▸ **ROWS**:

######

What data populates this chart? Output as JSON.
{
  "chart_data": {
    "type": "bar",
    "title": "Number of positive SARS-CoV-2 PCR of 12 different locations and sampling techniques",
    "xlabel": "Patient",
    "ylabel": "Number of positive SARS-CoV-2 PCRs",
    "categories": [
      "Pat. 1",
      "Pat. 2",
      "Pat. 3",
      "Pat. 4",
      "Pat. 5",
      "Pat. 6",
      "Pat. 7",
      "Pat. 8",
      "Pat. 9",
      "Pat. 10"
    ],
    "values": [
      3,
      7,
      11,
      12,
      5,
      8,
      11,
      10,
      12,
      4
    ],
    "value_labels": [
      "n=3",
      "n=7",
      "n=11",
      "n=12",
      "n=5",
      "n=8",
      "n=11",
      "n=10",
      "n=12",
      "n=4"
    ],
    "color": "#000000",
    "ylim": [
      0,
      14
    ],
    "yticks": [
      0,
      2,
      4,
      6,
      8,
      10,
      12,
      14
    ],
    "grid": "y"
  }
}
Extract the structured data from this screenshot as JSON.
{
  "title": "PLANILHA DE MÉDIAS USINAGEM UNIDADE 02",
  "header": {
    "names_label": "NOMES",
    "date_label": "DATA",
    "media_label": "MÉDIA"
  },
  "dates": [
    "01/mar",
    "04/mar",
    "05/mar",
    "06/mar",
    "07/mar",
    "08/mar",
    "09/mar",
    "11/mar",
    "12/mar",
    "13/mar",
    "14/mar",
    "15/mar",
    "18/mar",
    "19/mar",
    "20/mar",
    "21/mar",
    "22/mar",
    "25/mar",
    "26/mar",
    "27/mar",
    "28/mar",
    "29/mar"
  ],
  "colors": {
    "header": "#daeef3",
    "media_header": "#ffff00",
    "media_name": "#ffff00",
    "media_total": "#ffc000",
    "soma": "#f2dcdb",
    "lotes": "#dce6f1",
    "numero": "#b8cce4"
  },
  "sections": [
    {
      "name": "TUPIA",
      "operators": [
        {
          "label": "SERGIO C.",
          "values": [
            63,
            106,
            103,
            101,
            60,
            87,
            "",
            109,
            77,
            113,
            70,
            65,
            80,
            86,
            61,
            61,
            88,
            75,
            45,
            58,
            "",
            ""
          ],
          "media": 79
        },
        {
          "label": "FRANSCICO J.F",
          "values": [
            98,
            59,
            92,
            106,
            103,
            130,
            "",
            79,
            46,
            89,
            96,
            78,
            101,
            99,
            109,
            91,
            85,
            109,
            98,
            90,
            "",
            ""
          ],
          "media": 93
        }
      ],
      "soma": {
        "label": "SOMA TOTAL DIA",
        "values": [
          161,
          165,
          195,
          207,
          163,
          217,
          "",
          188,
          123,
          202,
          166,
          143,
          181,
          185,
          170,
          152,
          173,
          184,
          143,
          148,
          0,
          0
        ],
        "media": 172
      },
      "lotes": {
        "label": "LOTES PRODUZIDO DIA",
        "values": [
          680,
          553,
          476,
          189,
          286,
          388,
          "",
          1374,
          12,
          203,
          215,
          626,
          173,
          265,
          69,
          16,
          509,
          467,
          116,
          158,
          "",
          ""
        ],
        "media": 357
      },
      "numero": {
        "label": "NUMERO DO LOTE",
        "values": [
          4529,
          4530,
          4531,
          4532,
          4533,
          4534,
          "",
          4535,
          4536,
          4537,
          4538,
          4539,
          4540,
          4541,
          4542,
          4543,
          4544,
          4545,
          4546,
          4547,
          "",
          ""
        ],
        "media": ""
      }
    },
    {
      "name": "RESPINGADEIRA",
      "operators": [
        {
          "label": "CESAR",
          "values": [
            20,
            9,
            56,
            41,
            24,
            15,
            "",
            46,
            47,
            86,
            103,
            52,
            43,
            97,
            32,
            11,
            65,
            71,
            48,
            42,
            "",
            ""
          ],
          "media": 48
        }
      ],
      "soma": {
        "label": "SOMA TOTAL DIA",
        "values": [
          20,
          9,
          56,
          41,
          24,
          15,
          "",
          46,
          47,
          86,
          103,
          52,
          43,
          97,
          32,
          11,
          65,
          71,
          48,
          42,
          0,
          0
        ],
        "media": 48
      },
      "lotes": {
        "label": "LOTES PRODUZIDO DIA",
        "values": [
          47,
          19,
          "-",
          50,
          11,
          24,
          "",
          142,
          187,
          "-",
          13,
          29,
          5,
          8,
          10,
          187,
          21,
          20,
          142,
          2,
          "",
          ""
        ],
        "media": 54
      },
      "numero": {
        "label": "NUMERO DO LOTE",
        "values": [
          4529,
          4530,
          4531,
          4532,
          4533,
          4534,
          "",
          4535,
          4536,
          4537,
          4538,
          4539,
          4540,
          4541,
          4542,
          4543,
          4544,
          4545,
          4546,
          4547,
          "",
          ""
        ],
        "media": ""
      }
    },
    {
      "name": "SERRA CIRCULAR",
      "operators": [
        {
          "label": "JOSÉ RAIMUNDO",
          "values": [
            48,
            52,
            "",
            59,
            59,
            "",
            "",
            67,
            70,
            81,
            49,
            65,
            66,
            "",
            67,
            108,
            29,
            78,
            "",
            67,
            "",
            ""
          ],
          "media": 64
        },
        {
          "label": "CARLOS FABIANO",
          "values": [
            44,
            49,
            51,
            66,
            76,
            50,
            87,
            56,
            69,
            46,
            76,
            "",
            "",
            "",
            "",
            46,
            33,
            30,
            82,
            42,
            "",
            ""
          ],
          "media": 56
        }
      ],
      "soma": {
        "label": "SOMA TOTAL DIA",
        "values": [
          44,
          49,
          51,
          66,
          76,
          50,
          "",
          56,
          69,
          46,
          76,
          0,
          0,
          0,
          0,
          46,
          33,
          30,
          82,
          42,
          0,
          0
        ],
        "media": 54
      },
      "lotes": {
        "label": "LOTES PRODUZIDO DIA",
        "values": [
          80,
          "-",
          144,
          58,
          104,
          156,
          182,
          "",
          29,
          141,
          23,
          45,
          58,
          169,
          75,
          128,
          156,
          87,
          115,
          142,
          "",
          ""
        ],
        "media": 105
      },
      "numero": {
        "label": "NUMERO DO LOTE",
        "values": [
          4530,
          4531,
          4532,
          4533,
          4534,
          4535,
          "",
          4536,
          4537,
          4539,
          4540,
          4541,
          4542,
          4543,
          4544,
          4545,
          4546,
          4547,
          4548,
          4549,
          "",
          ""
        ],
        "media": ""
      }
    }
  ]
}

######

▸ **WRITTEN INSTRUCTION**: Give the data again, exactly as it stands.

▸ **ANSWER TO THIS EXERCISE**:
What data populates this chart? Output as JSON.
{
  "chart_data": {
    "type": "bar",
    "title": "Number of positive SARS-CoV-2 PCR of 12 different locations and sampling techniques",
    "xlabel": "Patient",
    "ylabel": "Number of positive SARS-CoV-2 PCRs",
    "categories": [
      "Pat. 1",
      "Pat. 2",
      "Pat. 3",
      "Pat. 4",
      "Pat. 5",
      "Pat. 6",
      "Pat. 7",
      "Pat. 8",
      "Pat. 9",
      "Pat. 10"
    ],
    "values": [
      3,
      7,
      11,
      12,
      5,
      8,
      11,
      10,
      12,
      4
    ],
    "value_labels": [
      "n=3",
      "n=7",
      "n=11",
      "n=12",
      "n=5",
      "n=8",
      "n=11",
      "n=10",
      "n=12",
      "n=4"
    ],
    "color": "#000000",
    "ylim": [
      0,
      14
    ],
    "yticks": [
      0,
      2,
      4,
      6,
      8,
      10,
      12,
      14
    ],
    "grid": "y"
  }
}
Extract the structured data from this screenshot as JSON.
{
  "title": "PLANILHA DE MÉDIAS USINAGEM UNIDADE 02",
  "header": {
    "names_label": "NOMES",
    "date_label": "DATA",
    "media_label": "MÉDIA"
  },
  "dates": [
    "01/mar",
    "04/mar",
    "05/mar",
    "06/mar",
    "07/mar",
    "08/mar",
    "09/mar",
    "11/mar",
    "12/mar",
    "13/mar",
    "14/mar",
    "15/mar",
    "18/mar",
    "19/mar",
    "20/mar",
    "21/mar",
    "22/mar",
    "25/mar",
    "26/mar",
    "27/mar",
    "28/mar",
    "29/mar"
  ],
  "colors": {
    "header": "#daeef3",
    "media_header": "#ffff00",
    "media_name": "#ffff00",
    "media_total": "#ffc000",
    "soma": "#f2dcdb",
    "lotes": "#dce6f1",
    "numero": "#b8cce4"
  },
  "sections": [
    {
      "name": "TUPIA",
      "operators": [
        {
          "label": "SERGIO C.",
          "values": [
            63,
            106,
            103,
            101,
            60,
            87,
            "",
            109,
            77,
            113,
            70,
            65,
            80,
            86,
            61,
            61,
            88,
            75,
            45,
            58,
            "",
            ""
          ],
          "media": 79
        },
        {
          "label": "FRANSCICO J.F",
          "values": [
            98,
            59,
            92,
            106,
            103,
            130,
            "",
            79,
            46,
            89,
            96,
            78,
            101,
            99,
            109,
            91,
            85,
            109,
            98,
            90,
            "",
            ""
          ],
          "media": 93
        }
      ],
      "soma": {
        "label": "SOMA TOTAL DIA",
        "values": [
          161,
          165,
          195,
          207,
          163,
          217,
          "",
          188,
          123,
          202,
          166,
          143,
          181,
          185,
          170,
          152,
          173,
          184,
          143,
          148,
          0,
          0
        ],
        "media": 172
      },
      "lotes": {
        "label": "LOTES PRODUZIDO DIA",
        "values": [
          680,
          553,
          476,
          189,
          286,
          388,
          "",
          1374,
          12,
          203,
          215,
          626,
          173,
          265,
          69,
          16,
          509,
          467,
          116,
          158,
          "",
          ""
        ],
        "media": 357
      },
      "numero": {
        "label": "NUMERO DO LOTE",
        "values": [
          4529,
          4530,
          4531,
          4532,
          4533,
          4534,
          "",
          4535,
          4536,
          4537,
          4538,
          4539,
          4540,
          4541,
          4542,
          4543,
          4544,
          4545,
          4546,
          4547,
          "",
          ""
        ],
        "media": ""
      }
    },
    {
      "name": "RESPINGADEIRA",
      "operators": [
        {
          "label": "CESAR",
          "values": [
            20,
            9,
            56,
            41,
            24,
            15,
            "",
            46,
            47,
            86,
            103,
            52,
            43,
            97,
            32,
            11,
            65,
            71,
            48,
            42,
            "",
            ""
          ],
          "media": 48
        }
      ],
      "soma": {
        "label": "SOMA TOTAL DIA",
        "values": [
          20,
          9,
          56,
          41,
          24,
          15,
          "",
          46,
          47,
          86,
          103,
          52,
          43,
          97,
          32,
          11,
          65,
          71,
          48,
          42,
          0,
          0
        ],
        "media": 48
      },
      "lotes": {
        "label": "LOTES PRODUZIDO DIA",
        "values": [
          47,
          19,
          "-",
          50,
          11,
          24,
          "",
          142,
          187,
          "-",
          13,
          29,
          5,
          8,
          10,
          187,
          21,
          20,
          142,
          2,
          "",
          ""
        ],
        "media": 54
      },
      "numero": {
        "label": "NUMERO DO LOTE",
        "values": [
          4529,
          4530,
          4531,
          4532,
          4533,
          4534,
          "",
          4535,
          4536,
          4537,
          4538,
          4539,
          4540,
          4541,
          4542,
          4543,
          4544,
          4545,
          4546,
          4547,
          "",
          ""
        ],
        "media": ""
      }
    },
    {
      "name": "SERRA CIRCULAR",
      "operators": [
        {
          "label": "JOSÉ RAIMUNDO",
          "values": [
            48,
            52,
            "",
            59,
            59,
            "",
            "",
            67,
            70,
            81,
            49,
            65,
            66,
            "",
            67,
            108,
            29,
            78,
            "",
            67,
            "",
            ""
          ],
          "media": 64
        },
        {
          "label": "CARLOS FABIANO",
          "values": [
            44,
            49,
            51,
            66,
            76,
            50,
            87,
            56,
            69,
            46,
            76,
            "",
            "",
            "",
            "",
            46,
            33,
            30,
            82,
            42,
            "",
            ""
          ],
          "media": 56
        }
      ],
      "soma": {
        "label": "SOMA TOTAL DIA",
        "values": [
          44,
          49,
          51,
          66,
          76,
          50,
          "",
          56,
          69,
          46,
          76,
          0,
          0,
          0,
          0,
          46,
          33,
          30,
          82,
          42,
          0,
          0
        ],
        "media": 54
      },
      "lotes": {
        "label": "LOTES PRODUZIDO DIA",
        "values": [
          80,
          "-",
          144,
          58,
          104,
          156,
          182,
          "",
          29,
          141,
          23,
          45,
          58,
          169,
          75,
          128,
          156,
          87,
          115,
          142,
          "",
          ""
        ],
        "media": 105
      },
      "numero": {
        "label": "NUMERO DO LOTE",
        "values": [
          4530,
          4531,
          4532,
          4533,
          4534,
          4535,
          "",
          4536,
          4537,
          4539,
          4540,
          4541,
          4542,
          4543,
          4544,
          4545,
          4546,
          4547,
          4548,
          4549,
          "",
          ""
        ],
        "media": ""
      }
    }
  ]
}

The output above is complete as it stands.